(Tasks to perform):
• a. Update the essay on pretense from the words "To have to be" through the words "each others dreams?", putting "wonder" wherever "magic" appears.
• b. List every person the essay on pretense names by surname.
• c. Answer these questions from the essay on pretense, one per line:
(i) What kind of show was the writer doing at about age 25?
(ii) Which episode of Family S.O.S. does the writer mention?
(iii) Who is quoted as saying "You are who you pretend to be"?

:: Excerpt provided ::

But that struggle has been on hold for a decade of vitality and health, so much of which is gone now, as I did my duty towards my parents.

Now, when I come back to the struggle, I find that the big block for me was the issue of pretense.

Back when I was about 25, in the 1970s, and I was doing a daily TV show, I had a relationship with a dancer.    It was intense and potent, and very lesbian; her next lover, and they are still together, I think, was a butch woman.

She pushed me to catharsis one night, the night I realized how much I was surrogate spoused by my mother.   I recently saw Jo Frost on episode 4 of Family S.O.S. help a teenage boy who was being erased by his father and having his mother transfer the demands that her husband wasn’t satisfying onto him.   I felt for that kid, just like the scapegoated boy Phil McGraw helped on Oprah because I knew that experience.

My parents didn’t believe much in dreams, in possibilities, in fake it ’till you make it.  They were balloon bursters, my mother deliberately, with her failure cycle, and my father causally with his enabling and aspergers.

Performances had to be very flat and non-challenging around them.   I somehow wonder how I got the ability to improv and get buckets of laughs in my 8th grade musical and my 9th grade play, but I lost that live performance drive soon after that until I had to stand in the front of a seminar room.   My TV shows were compelling, but earnest, that magnetism I had scaring me down to dull.  Lost to duty, again.

And that was all wrapped in my fear of pretense.

I didn’t want to be caught pretending to be someone I am not.

The problem is, though, that I still don’t really know who I am, or at least know who I can be.  Maybe my dreams really do mean I can write amazing stories, maybe I really can be seen as beautiful.

To have to be who others think you are is such a horrible waste of potential.

But if you can’t imagine more, can’t try on a character that doesn’t exactly fit and see if you can grow into that, where is the possibility of magic?

You are who you pretend to be, so be very careful who you pretend to be, says Vonnegut.  Wouldn’t it be great if we encouraged each other to pretend big and beautiful, rather than smashing each others dreams?

:::
:: Records shown ::

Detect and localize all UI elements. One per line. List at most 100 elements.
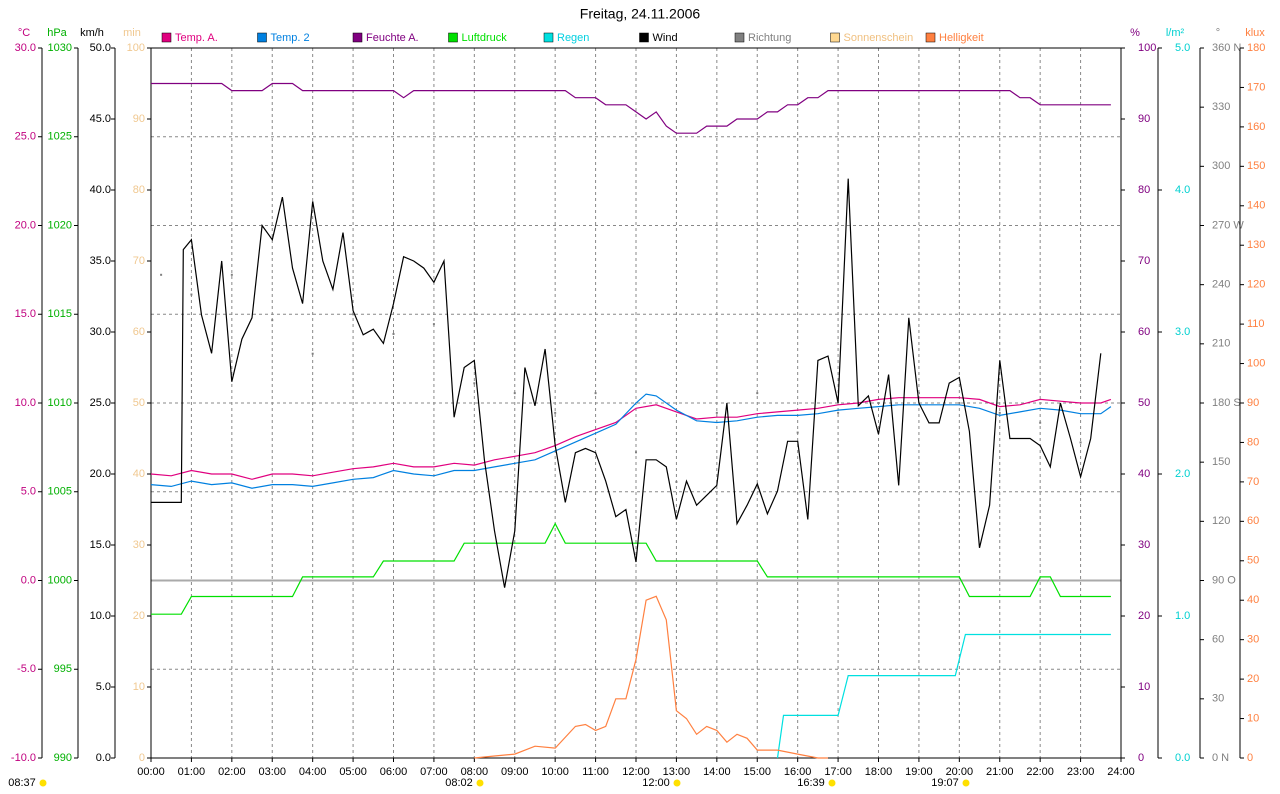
y-tick-label: 10 [1138,681,1150,693]
y-tick-label: 120 [1247,279,1265,291]
y-tick-label: 1025 [48,131,72,143]
y-tick-label: 25.0 [15,131,36,143]
direction-dot [392,332,395,335]
direction-dot [756,392,759,395]
y-tick-label: 1030 [48,42,72,54]
axis-unit: hPa [47,27,67,39]
y-tick-label: 0 [1138,752,1144,764]
direction-dot [998,411,1001,414]
y-tick-label: 40.0 [90,184,111,196]
direction-dot [594,392,597,395]
y-tick-label: 10 [1247,712,1259,724]
annotation: 12:00 [642,777,670,789]
series-line [150,397,1112,480]
direction-dot [796,431,799,434]
x-tick-label: 00:00 [137,766,165,778]
y-tick-label: 50 [1138,397,1150,409]
y-tick-label: 50 [1247,555,1259,567]
annotation-icon [39,779,47,787]
direction-dot [675,480,678,483]
y-tick-label: 80 [1138,184,1150,196]
y-tick-label: 90 [1138,113,1150,125]
y-tick-label: 4.0 [1175,184,1190,196]
direction-dot [311,352,314,355]
y-tick-label: 160 [1247,121,1265,133]
y-tick-label: 30 [1212,693,1224,705]
x-tick-label: 02:00 [218,766,246,778]
direction-dot [513,392,516,395]
x-tick-label: 13:00 [663,766,691,778]
annotation-icon [962,779,970,787]
y-tick-label: 150 [1212,456,1230,468]
annotation: 19:07 [931,777,959,789]
y-tick-label: 100 [1138,42,1156,54]
y-tick-label: 240 [1212,279,1230,291]
y-tick-label: 0.0 [21,574,36,586]
y-tick-label: 80 [1247,436,1259,448]
y-tick-label: 45.0 [90,113,111,125]
y-tick-label: 0 [1247,752,1253,764]
direction-dot [1079,441,1082,444]
legend-swatch [925,32,936,43]
direction-dot [837,411,840,414]
y-tick-label: 60 [1212,634,1224,646]
y-tick-label: 1020 [48,219,72,231]
y-tick-label: 1005 [48,486,72,498]
y-tick-label: 0.0 [96,752,111,764]
y-tick-label: 80 [133,184,145,196]
series-line [151,178,1102,588]
annotation: 08:02 [445,777,473,789]
y-tick-label: 300 [1212,160,1230,172]
legend-swatch [352,32,363,43]
legend-swatch [543,32,554,43]
y-tick-label: 20 [1138,610,1150,622]
legend-label: Luftdruck [462,32,508,44]
y-tick-label: 40 [1247,594,1259,606]
y-tick-label: 0.0 [1175,752,1190,764]
legend-swatch [734,32,745,43]
y-tick-label: 1015 [48,308,72,320]
legend-label: Feuchte A. [366,32,419,44]
direction-dot [715,411,718,414]
y-tick-label: 70 [133,255,145,267]
legend-swatch [448,32,458,43]
y-tick-label: 50.0 [90,42,111,54]
x-tick-label: 20:00 [946,766,974,778]
y-tick-label: 100 [127,42,145,54]
y-tick-label: 180 [1247,42,1265,54]
y-tick-label: 3.0 [1175,326,1190,338]
x-tick-label: 09:00 [501,766,529,778]
legend-swatch [257,32,267,43]
axis-unit: °C [18,27,30,39]
axis-unit: l/m² [1166,27,1185,39]
x-tick-label: 15:00 [743,766,771,778]
y-tick-label: 0 N [1212,752,1229,764]
direction-dot [160,273,163,276]
legend-label: Sonnenschein [844,32,914,44]
legend-label: Temp. A. [175,32,218,44]
y-tick-label: 35.0 [90,255,111,267]
y-tick-label: 90 O [1212,574,1236,586]
y-tick-label: 2.0 [1175,468,1190,480]
y-tick-label: 15.0 [15,308,36,320]
x-tick-label: 14:00 [703,766,731,778]
y-tick-label: 30 [1247,634,1259,646]
y-tick-label: 120 [1212,515,1230,527]
y-tick-label: 30.0 [90,326,111,338]
y-tick-label: 50 [133,397,145,409]
x-tick-label: 16:00 [784,766,812,778]
y-tick-label: 100 [1247,357,1265,369]
y-tick-label: 180 S [1212,397,1241,409]
direction-dot [1039,421,1042,424]
x-tick-label: 18:00 [865,766,893,778]
direction-dot [352,313,355,316]
y-tick-label: 90 [1247,397,1259,409]
y-tick-label: -10.0 [11,752,36,764]
y-tick-label: 360 N [1212,42,1241,54]
x-tick-label: 17:00 [824,766,852,778]
y-tick-label: 995 [54,663,72,675]
y-tick-label: 1010 [48,397,72,409]
x-tick-label: 10:00 [541,766,569,778]
series-line [150,393,1112,489]
x-tick-label: 19:00 [905,766,933,778]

:::

(Full answers):
• a.
To have to be who others think you are is such a horrible waste of potential.

But if you can’t imagine more, can’t try on a character that doesn’t exactly fit and see if you can grow into that, where is the possibility of wonder?

You are who you pretend to be, so be very careful who you pretend to be, says Vonnegut.  Wouldn’t it be great if we encouraged each other to pretend big and beautiful, rather than smashing each others dreams?

• b.
Jo Frost
Phil McGraw
Vonnegut

• c.
(i) A daily TV show
(ii) Episode 4
(iii) Vonnegut